Extracted records:

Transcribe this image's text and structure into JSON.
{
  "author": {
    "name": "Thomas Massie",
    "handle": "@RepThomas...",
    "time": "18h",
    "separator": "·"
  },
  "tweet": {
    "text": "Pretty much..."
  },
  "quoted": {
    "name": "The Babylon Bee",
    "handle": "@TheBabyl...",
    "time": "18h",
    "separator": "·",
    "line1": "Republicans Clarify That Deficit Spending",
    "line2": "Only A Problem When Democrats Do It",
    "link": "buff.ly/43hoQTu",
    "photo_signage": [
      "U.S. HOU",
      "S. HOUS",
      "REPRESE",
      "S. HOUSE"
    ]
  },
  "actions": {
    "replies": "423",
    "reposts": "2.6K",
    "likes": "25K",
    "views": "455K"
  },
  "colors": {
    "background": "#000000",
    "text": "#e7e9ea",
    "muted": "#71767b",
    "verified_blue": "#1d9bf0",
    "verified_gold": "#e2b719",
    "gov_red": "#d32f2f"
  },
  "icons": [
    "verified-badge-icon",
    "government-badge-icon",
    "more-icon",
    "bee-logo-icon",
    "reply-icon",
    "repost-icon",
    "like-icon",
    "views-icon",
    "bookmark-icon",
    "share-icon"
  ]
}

**STATED GOAL:** Repeat the data above, word for word.

**THE ANSWER:**
Transcribe this image's text and structure into JSON.
{
  "author": {
    "name": "Thomas Massie",
    "handle": "@RepThomas...",
    "time": "18h",
    "separator": "·"
  },
  "tweet": {
    "text": "Pretty much..."
  },
  "quoted": {
    "name": "The Babylon Bee",
    "handle": "@TheBabyl...",
    "time": "18h",
    "separator": "·",
    "line1": "Republicans Clarify That Deficit Spending",
    "line2": "Only A Problem When Democrats Do It",
    "link": "buff.ly/43hoQTu",
    "photo_signage": [
      "U.S. HOU",
      "S. HOUS",
      "REPRESE",
      "S. HOUSE"
    ]
  },
  "actions": {
    "replies": "423",
    "reposts": "2.6K",
    "likes": "25K",
    "views": "455K"
  },
  "colors": {
    "background": "#000000",
    "text": "#e7e9ea",
    "muted": "#71767b",
    "verified_blue": "#1d9bf0",
    "verified_gold": "#e2b719",
    "gov_red": "#d32f2f"
  },
  "icons": [
    "verified-badge-icon",
    "government-badge-icon",
    "more-icon",
    "bee-logo-icon",
    "reply-icon",
    "repost-icon",
    "like-icon",
    "views-icon",
    "bookmark-icon",
    "share-icon"
  ]
}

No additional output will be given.